------ RECORDS FOR THIS TASK ------

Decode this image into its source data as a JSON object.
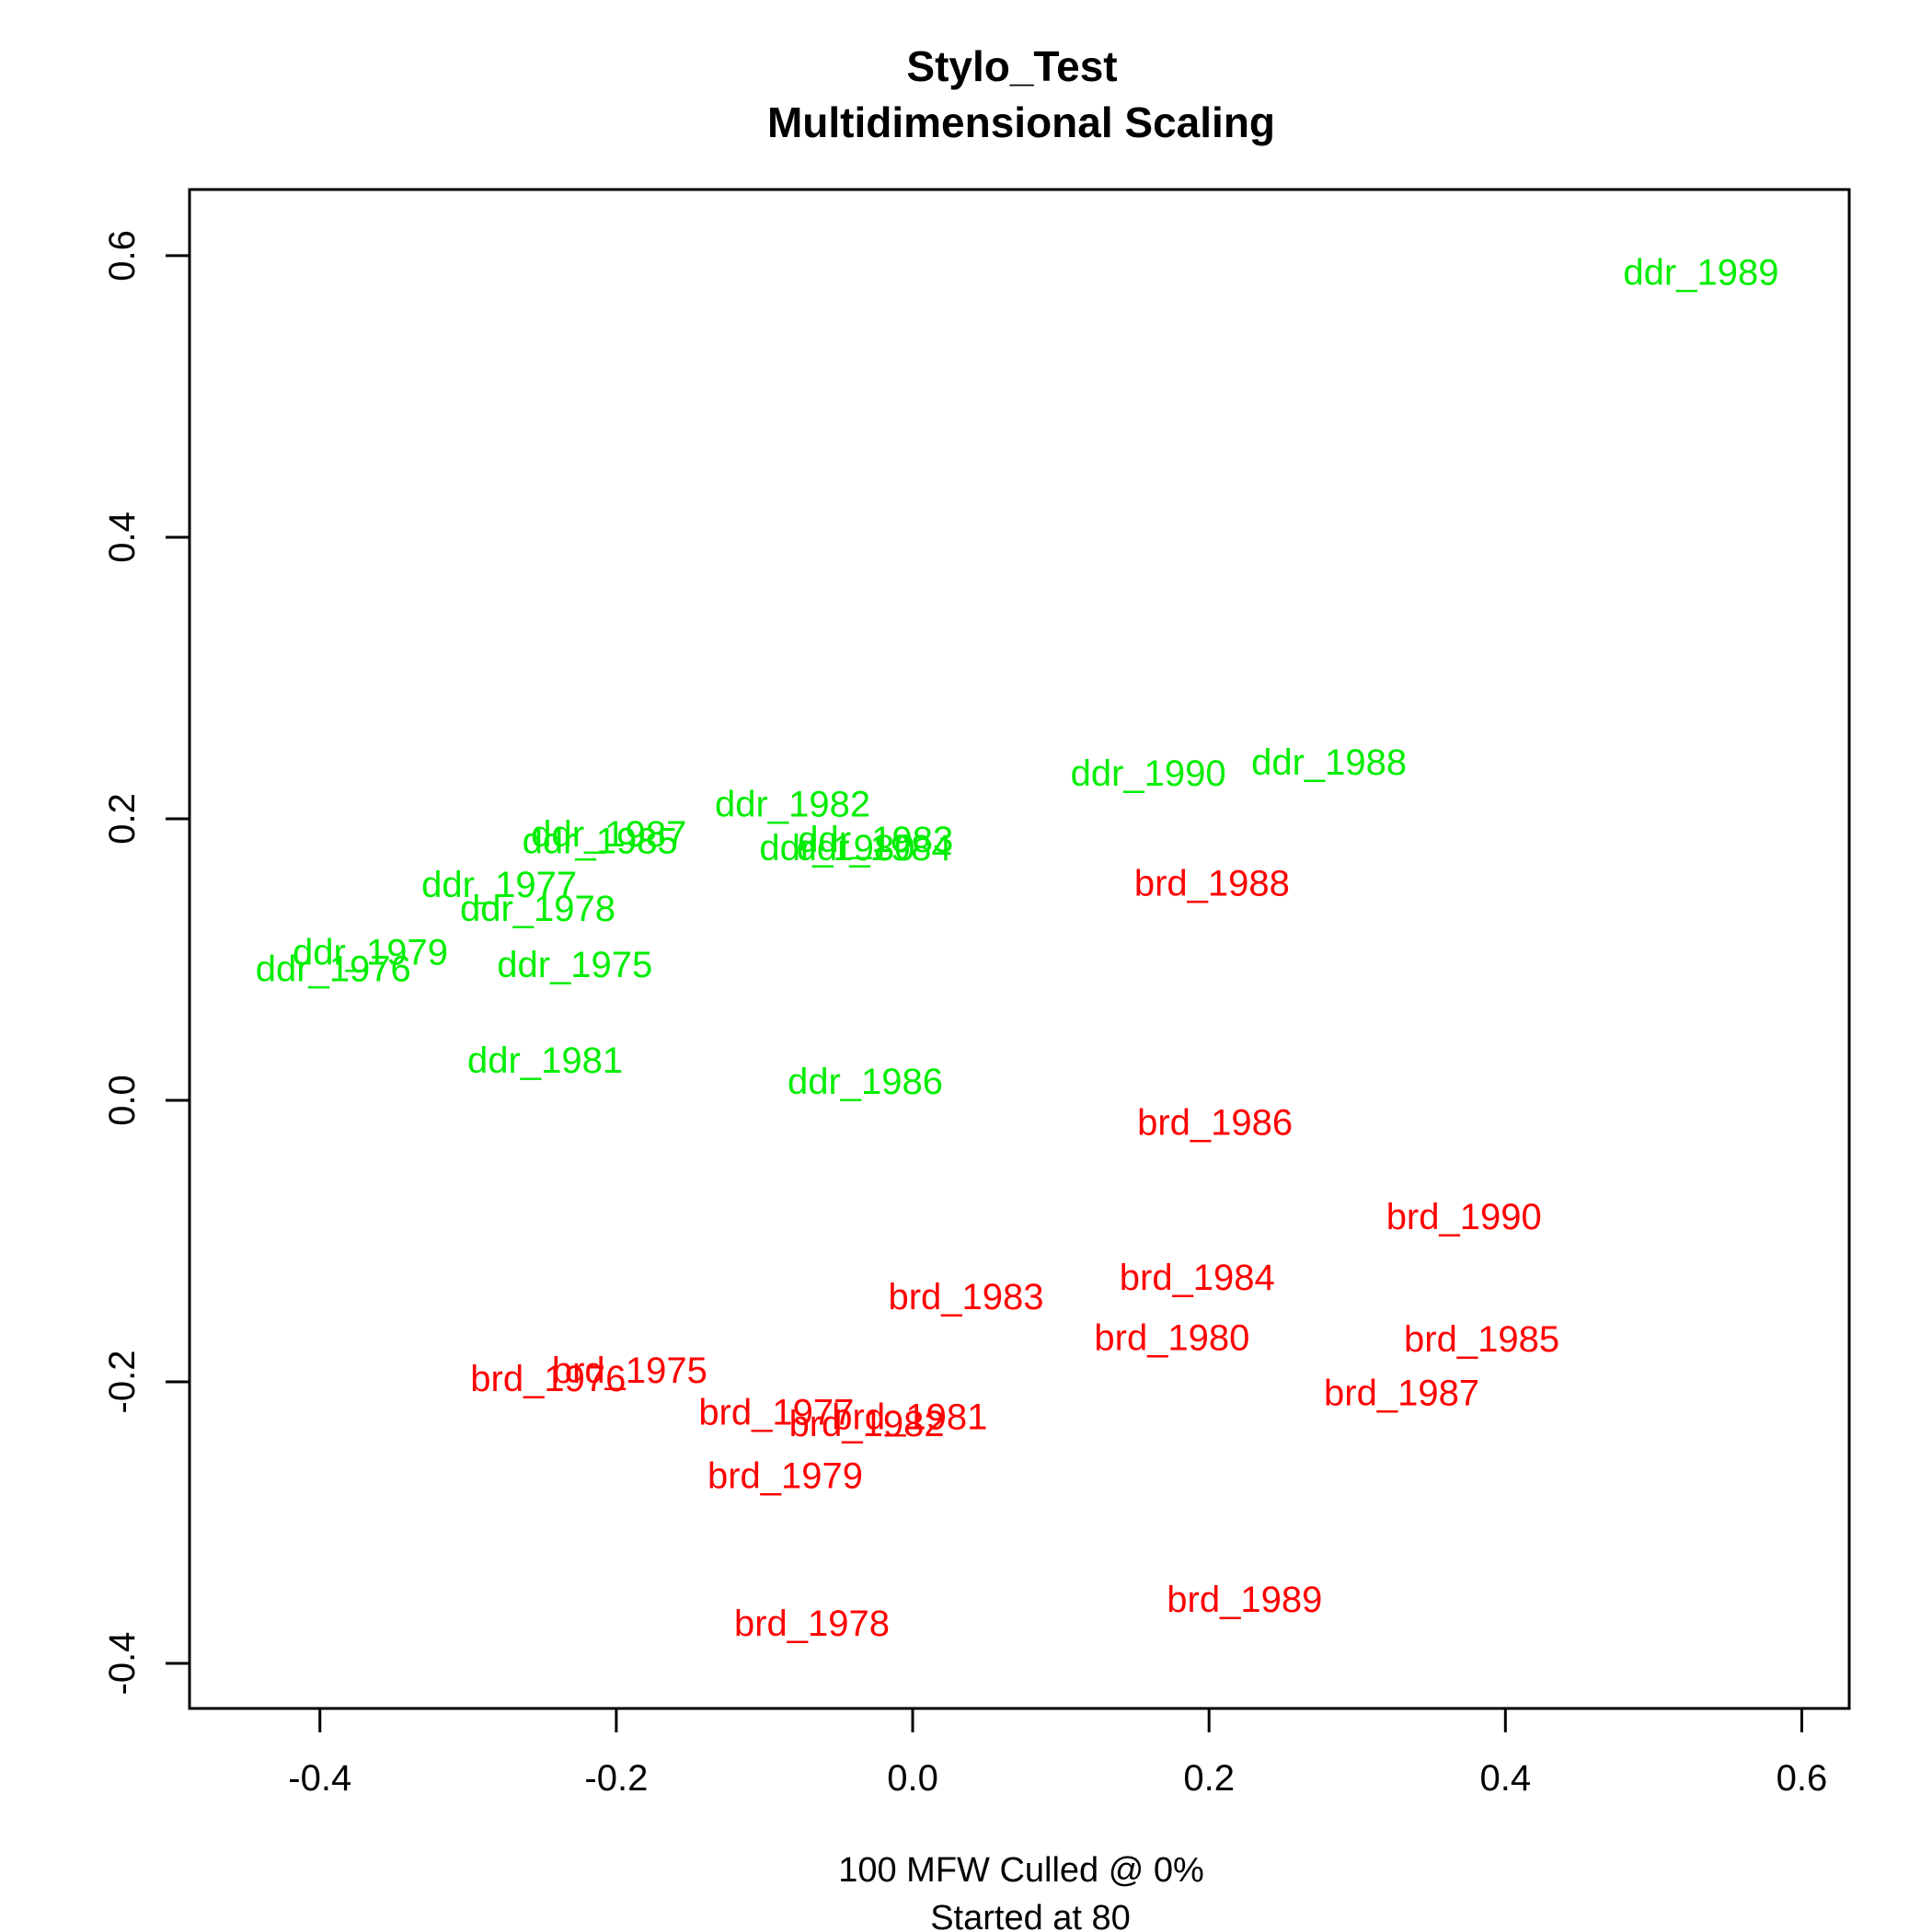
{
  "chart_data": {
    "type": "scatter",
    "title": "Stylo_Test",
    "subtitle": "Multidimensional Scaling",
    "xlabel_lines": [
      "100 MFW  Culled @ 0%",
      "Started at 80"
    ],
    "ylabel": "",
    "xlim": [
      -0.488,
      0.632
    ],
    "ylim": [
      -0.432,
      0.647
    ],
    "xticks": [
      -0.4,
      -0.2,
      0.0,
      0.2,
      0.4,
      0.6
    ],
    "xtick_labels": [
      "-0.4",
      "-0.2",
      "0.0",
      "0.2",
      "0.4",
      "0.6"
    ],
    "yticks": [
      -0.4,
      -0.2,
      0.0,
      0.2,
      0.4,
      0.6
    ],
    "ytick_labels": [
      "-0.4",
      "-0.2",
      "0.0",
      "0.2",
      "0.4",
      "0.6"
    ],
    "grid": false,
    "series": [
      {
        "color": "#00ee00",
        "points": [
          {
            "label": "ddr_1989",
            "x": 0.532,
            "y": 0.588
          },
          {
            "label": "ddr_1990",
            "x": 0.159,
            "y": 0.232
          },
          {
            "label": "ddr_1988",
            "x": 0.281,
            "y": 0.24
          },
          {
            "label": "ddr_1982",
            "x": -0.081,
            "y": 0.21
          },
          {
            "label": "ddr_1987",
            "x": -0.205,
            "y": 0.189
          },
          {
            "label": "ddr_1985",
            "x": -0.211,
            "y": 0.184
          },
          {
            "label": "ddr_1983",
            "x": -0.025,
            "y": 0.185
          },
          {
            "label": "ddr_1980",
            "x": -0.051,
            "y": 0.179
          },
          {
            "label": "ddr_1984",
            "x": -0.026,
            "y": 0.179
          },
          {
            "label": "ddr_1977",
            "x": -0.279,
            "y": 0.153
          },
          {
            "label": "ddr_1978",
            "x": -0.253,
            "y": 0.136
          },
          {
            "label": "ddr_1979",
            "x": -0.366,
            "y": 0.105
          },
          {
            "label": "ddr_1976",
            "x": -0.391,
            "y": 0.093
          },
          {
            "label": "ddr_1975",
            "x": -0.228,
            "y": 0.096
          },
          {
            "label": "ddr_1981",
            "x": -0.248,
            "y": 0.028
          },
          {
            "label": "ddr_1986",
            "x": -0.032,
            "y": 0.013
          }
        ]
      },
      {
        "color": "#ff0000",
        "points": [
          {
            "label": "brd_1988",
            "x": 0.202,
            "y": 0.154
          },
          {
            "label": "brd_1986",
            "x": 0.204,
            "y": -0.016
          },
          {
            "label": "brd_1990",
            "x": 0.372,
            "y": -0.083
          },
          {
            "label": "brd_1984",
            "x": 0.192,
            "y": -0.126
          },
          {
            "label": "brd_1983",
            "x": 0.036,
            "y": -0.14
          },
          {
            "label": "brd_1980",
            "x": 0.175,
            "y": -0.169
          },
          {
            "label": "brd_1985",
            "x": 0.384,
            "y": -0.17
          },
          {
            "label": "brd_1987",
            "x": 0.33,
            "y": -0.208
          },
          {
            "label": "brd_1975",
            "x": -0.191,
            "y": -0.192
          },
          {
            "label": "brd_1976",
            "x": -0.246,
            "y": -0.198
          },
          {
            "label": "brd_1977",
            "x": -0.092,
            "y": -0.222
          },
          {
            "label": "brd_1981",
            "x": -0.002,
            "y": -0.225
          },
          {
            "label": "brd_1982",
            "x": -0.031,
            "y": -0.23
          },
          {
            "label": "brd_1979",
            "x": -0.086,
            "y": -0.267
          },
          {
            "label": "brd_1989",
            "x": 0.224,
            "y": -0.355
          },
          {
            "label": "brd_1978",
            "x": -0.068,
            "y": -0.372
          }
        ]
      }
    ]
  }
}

------

▸ YOUR OBJECTIVE
Can you retype every record above exactly, leaving out the pictures?

▸ WRITTEN RESPONSE
Decode this image into its source data as a JSON object.
{
  "chart_data": {
    "type": "scatter",
    "title": "Stylo_Test",
    "subtitle": "Multidimensional Scaling",
    "xlabel_lines": [
      "100 MFW  Culled @ 0%",
      "Started at 80"
    ],
    "ylabel": "",
    "xlim": [
      -0.488,
      0.632
    ],
    "ylim": [
      -0.432,
      0.647
    ],
    "xticks": [
      -0.4,
      -0.2,
      0.0,
      0.2,
      0.4,
      0.6
    ],
    "xtick_labels": [
      "-0.4",
      "-0.2",
      "0.0",
      "0.2",
      "0.4",
      "0.6"
    ],
    "yticks": [
      -0.4,
      -0.2,
      0.0,
      0.2,
      0.4,
      0.6
    ],
    "ytick_labels": [
      "-0.4",
      "-0.2",
      "0.0",
      "0.2",
      "0.4",
      "0.6"
    ],
    "grid": false,
    "series": [
      {
        "color": "#00ee00",
        "points": [
          {
            "label": "ddr_1989",
            "x": 0.532,
            "y": 0.588
          },
          {
            "label": "ddr_1990",
            "x": 0.159,
            "y": 0.232
          },
          {
            "label": "ddr_1988",
            "x": 0.281,
            "y": 0.24
          },
          {
            "label": "ddr_1982",
            "x": -0.081,
            "y": 0.21
          },
          {
            "label": "ddr_1987",
            "x": -0.205,
            "y": 0.189
          },
          {
            "label": "ddr_1985",
            "x": -0.211,
            "y": 0.184
          },
          {
            "label": "ddr_1983",
            "x": -0.025,
            "y": 0.185
          },
          {
            "label": "ddr_1980",
            "x": -0.051,
            "y": 0.179
          },
          {
            "label": "ddr_1984",
            "x": -0.026,
            "y": 0.179
          },
          {
            "label": "ddr_1977",
            "x": -0.279,
            "y": 0.153
          },
          {
            "label": "ddr_1978",
            "x": -0.253,
            "y": 0.136
          },
          {
            "label": "ddr_1979",
            "x": -0.366,
            "y": 0.105
          },
          {
            "label": "ddr_1976",
            "x": -0.391,
            "y": 0.093
          },
          {
            "label": "ddr_1975",
            "x": -0.228,
            "y": 0.096
          },
          {
            "label": "ddr_1981",
            "x": -0.248,
            "y": 0.028
          },
          {
            "label": "ddr_1986",
            "x": -0.032,
            "y": 0.013
          }
        ]
      },
      {
        "color": "#ff0000",
        "points": [
          {
            "label": "brd_1988",
            "x": 0.202,
            "y": 0.154
          },
          {
            "label": "brd_1986",
            "x": 0.204,
            "y": -0.016
          },
          {
            "label": "brd_1990",
            "x": 0.372,
            "y": -0.083
          },
          {
            "label": "brd_1984",
            "x": 0.192,
            "y": -0.126
          },
          {
            "label": "brd_1983",
            "x": 0.036,
            "y": -0.14
          },
          {
            "label": "brd_1980",
            "x": 0.175,
            "y": -0.169
          },
          {
            "label": "brd_1985",
            "x": 0.384,
            "y": -0.17
          },
          {
            "label": "brd_1987",
            "x": 0.33,
            "y": -0.208
          },
          {
            "label": "brd_1975",
            "x": -0.191,
            "y": -0.192
          },
          {
            "label": "brd_1976",
            "x": -0.246,
            "y": -0.198
          },
          {
            "label": "brd_1977",
            "x": -0.092,
            "y": -0.222
          },
          {
            "label": "brd_1981",
            "x": -0.002,
            "y": -0.225
          },
          {
            "label": "brd_1982",
            "x": -0.031,
            "y": -0.23
          },
          {
            "label": "brd_1979",
            "x": -0.086,
            "y": -0.267
          },
          {
            "label": "brd_1989",
            "x": 0.224,
            "y": -0.355
          },
          {
            "label": "brd_1978",
            "x": -0.068,
            "y": -0.372
          }
        ]
      }
    ]
  }
}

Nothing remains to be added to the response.